[Dataset rows]
>>>

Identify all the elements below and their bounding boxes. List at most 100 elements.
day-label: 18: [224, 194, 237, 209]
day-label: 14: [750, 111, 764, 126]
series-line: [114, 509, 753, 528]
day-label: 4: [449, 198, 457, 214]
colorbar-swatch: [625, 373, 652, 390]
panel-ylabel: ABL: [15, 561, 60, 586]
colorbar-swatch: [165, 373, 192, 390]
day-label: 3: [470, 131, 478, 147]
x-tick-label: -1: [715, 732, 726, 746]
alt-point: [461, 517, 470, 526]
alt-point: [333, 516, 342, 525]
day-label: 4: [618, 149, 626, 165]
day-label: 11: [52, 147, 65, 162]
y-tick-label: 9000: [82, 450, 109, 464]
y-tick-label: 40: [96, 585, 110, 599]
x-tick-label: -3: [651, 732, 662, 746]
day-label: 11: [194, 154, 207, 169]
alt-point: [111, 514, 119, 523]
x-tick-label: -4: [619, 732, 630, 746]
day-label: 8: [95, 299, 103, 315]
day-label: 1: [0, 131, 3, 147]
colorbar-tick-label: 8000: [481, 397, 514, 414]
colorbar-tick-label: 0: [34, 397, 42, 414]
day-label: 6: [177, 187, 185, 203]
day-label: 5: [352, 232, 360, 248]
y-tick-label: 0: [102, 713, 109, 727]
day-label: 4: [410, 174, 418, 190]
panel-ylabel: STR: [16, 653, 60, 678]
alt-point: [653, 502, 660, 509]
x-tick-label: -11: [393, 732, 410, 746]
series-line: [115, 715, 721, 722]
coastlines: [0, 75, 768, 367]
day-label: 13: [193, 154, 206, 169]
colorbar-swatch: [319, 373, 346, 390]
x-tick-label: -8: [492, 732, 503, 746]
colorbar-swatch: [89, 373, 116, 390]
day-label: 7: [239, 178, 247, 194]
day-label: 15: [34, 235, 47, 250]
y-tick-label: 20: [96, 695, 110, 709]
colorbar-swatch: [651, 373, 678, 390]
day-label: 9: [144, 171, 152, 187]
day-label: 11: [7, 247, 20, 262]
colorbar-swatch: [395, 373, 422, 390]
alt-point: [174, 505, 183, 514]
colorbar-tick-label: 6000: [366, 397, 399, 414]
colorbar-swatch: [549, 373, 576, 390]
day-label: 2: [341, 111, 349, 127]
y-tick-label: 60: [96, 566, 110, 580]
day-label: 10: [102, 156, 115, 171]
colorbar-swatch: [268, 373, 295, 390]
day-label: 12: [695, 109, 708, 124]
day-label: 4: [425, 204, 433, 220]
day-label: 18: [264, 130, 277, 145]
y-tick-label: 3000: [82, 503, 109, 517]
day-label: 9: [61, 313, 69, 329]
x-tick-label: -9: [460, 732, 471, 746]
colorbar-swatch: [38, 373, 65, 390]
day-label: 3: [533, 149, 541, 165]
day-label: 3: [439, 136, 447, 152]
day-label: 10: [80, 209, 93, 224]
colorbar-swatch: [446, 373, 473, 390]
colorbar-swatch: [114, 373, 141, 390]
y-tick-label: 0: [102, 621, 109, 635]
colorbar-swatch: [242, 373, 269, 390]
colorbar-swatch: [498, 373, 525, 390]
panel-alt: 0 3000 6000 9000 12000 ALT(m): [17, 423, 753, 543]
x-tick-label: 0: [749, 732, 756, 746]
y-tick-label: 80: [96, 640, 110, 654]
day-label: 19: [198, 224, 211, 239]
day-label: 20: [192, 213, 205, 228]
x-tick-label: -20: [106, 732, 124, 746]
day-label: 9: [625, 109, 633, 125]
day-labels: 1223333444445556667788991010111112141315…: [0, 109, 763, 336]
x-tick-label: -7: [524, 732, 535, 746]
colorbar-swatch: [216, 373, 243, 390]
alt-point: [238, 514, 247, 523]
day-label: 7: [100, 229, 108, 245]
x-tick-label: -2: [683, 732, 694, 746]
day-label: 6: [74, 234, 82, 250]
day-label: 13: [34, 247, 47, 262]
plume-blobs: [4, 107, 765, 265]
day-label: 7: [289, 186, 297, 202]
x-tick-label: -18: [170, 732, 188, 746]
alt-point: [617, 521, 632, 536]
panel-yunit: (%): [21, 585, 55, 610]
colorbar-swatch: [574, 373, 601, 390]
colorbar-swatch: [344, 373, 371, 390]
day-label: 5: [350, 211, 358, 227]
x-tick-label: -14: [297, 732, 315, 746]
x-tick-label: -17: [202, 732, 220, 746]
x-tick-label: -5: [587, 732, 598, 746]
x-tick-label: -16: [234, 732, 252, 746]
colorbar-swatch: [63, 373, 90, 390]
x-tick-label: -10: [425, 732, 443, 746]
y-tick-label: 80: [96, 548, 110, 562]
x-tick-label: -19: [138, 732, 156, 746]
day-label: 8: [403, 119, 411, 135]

<<<

◆ **Written exercise**:
Can you return every line of the data above, unchanged and in the same order?

◆ **Completed exercise**:
Identify all the elements below and their bounding boxes. List at most 100 elements.
day-label: 18: [224, 194, 237, 209]
day-label: 14: [750, 111, 764, 126]
series-line: [114, 509, 753, 528]
day-label: 4: [449, 198, 457, 214]
colorbar-swatch: [625, 373, 652, 390]
panel-ylabel: ABL: [15, 561, 60, 586]
colorbar-swatch: [165, 373, 192, 390]
day-label: 3: [470, 131, 478, 147]
x-tick-label: -1: [715, 732, 726, 746]
alt-point: [461, 517, 470, 526]
alt-point: [333, 516, 342, 525]
day-label: 4: [618, 149, 626, 165]
day-label: 11: [52, 147, 65, 162]
y-tick-label: 9000: [82, 450, 109, 464]
y-tick-label: 40: [96, 585, 110, 599]
x-tick-label: -3: [651, 732, 662, 746]
day-label: 11: [194, 154, 207, 169]
alt-point: [111, 514, 119, 523]
x-tick-label: -4: [619, 732, 630, 746]
day-label: 8: [95, 299, 103, 315]
day-label: 1: [0, 131, 3, 147]
colorbar-tick-label: 8000: [481, 397, 514, 414]
colorbar-tick-label: 0: [34, 397, 42, 414]
day-label: 6: [177, 187, 185, 203]
day-label: 5: [352, 232, 360, 248]
y-tick-label: 0: [102, 713, 109, 727]
day-label: 4: [410, 174, 418, 190]
panel-ylabel: STR: [16, 653, 60, 678]
alt-point: [653, 502, 660, 509]
x-tick-label: -11: [393, 732, 410, 746]
series-line: [115, 715, 721, 722]
coastlines: [0, 75, 768, 367]
day-label: 13: [193, 154, 206, 169]
colorbar-swatch: [319, 373, 346, 390]
x-tick-label: -8: [492, 732, 503, 746]
colorbar-swatch: [89, 373, 116, 390]
day-label: 7: [239, 178, 247, 194]
day-label: 15: [34, 235, 47, 250]
y-tick-label: 20: [96, 695, 110, 709]
colorbar-swatch: [651, 373, 678, 390]
day-label: 9: [144, 171, 152, 187]
day-label: 11: [7, 247, 20, 262]
colorbar-swatch: [395, 373, 422, 390]
alt-point: [174, 505, 183, 514]
colorbar-tick-label: 6000: [366, 397, 399, 414]
colorbar-swatch: [549, 373, 576, 390]
day-label: 2: [341, 111, 349, 127]
y-tick-label: 60: [96, 566, 110, 580]
day-label: 10: [102, 156, 115, 171]
colorbar-swatch: [268, 373, 295, 390]
day-label: 12: [695, 109, 708, 124]
day-label: 4: [425, 204, 433, 220]
day-label: 18: [264, 130, 277, 145]
y-tick-label: 3000: [82, 503, 109, 517]
day-label: 9: [61, 313, 69, 329]
x-tick-label: -9: [460, 732, 471, 746]
colorbar-swatch: [38, 373, 65, 390]
day-label: 3: [533, 149, 541, 165]
day-label: 3: [439, 136, 447, 152]
day-label: 10: [80, 209, 93, 224]
colorbar-swatch: [446, 373, 473, 390]
colorbar-swatch: [114, 373, 141, 390]
y-tick-label: 0: [102, 621, 109, 635]
colorbar-swatch: [242, 373, 269, 390]
colorbar-swatch: [498, 373, 525, 390]
panel-alt: 0 3000 6000 9000 12000 ALT(m): [17, 423, 753, 543]
x-tick-label: 0: [749, 732, 756, 746]
y-tick-label: 80: [96, 640, 110, 654]
day-label: 19: [198, 224, 211, 239]
day-label: 20: [192, 213, 205, 228]
x-tick-label: -20: [106, 732, 124, 746]
day-label: 9: [625, 109, 633, 125]
day-labels: 1223333444445556667788991010111112141315…: [0, 109, 763, 336]
x-tick-label: -7: [524, 732, 535, 746]
colorbar-swatch: [216, 373, 243, 390]
alt-point: [238, 514, 247, 523]
day-label: 7: [100, 229, 108, 245]
x-tick-label: -2: [683, 732, 694, 746]
day-label: 6: [74, 234, 82, 250]
day-label: 13: [34, 247, 47, 262]
plume-blobs: [4, 107, 765, 265]
day-label: 7: [289, 186, 297, 202]
x-tick-label: -18: [170, 732, 188, 746]
alt-point: [617, 521, 632, 536]
panel-yunit: (%): [21, 585, 55, 610]
colorbar-swatch: [574, 373, 601, 390]
colorbar-swatch: [344, 373, 371, 390]
day-label: 5: [350, 211, 358, 227]
x-tick-label: -14: [297, 732, 315, 746]
x-tick-label: -17: [202, 732, 220, 746]
x-tick-label: -5: [587, 732, 598, 746]
x-tick-label: -16: [234, 732, 252, 746]
colorbar-swatch: [63, 373, 90, 390]
x-tick-label: -10: [425, 732, 443, 746]
y-tick-label: 80: [96, 548, 110, 562]
x-tick-label: -19: [138, 732, 156, 746]
day-label: 8: [403, 119, 411, 135]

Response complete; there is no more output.